Begin GIVEN DATA

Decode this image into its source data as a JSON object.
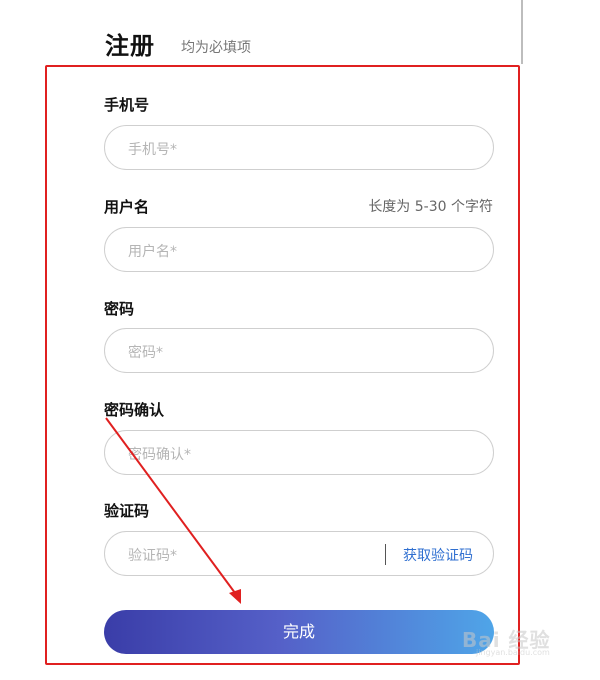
{
  "header": {
    "title": "注册",
    "subtitle": "均为必填项"
  },
  "form": {
    "phone": {
      "label": "手机号",
      "placeholder": "手机号*"
    },
    "username": {
      "label": "用户名",
      "hint": "长度为 5-30 个字符",
      "placeholder": "用户名*"
    },
    "password": {
      "label": "密码",
      "placeholder": "密码*"
    },
    "password_confirm": {
      "label": "密码确认",
      "placeholder": "密码确认*"
    },
    "verify_code": {
      "label": "验证码",
      "placeholder": "验证码*",
      "get_code_label": "获取验证码"
    },
    "submit_label": "完成"
  },
  "annotation": {
    "highlight_color": "#e02020"
  },
  "watermark": {
    "text": "Bai 经验",
    "sub": "jingyan.baidu.com"
  },
  "colors": {
    "button_gradient_start": "#3a3da8",
    "button_gradient_end": "#4fa5e8",
    "link": "#2f6fd0"
  }
}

End GIVEN DATA

== YOUR GOAL ==
List every line above containing the word "placeholder".

== OUTPUT BELOW ==
      "placeholder": "手机号*"
      "placeholder": "用户名*"
      "placeholder": "密码*"
      "placeholder": "密码确认*"
      "placeholder": "验证码*",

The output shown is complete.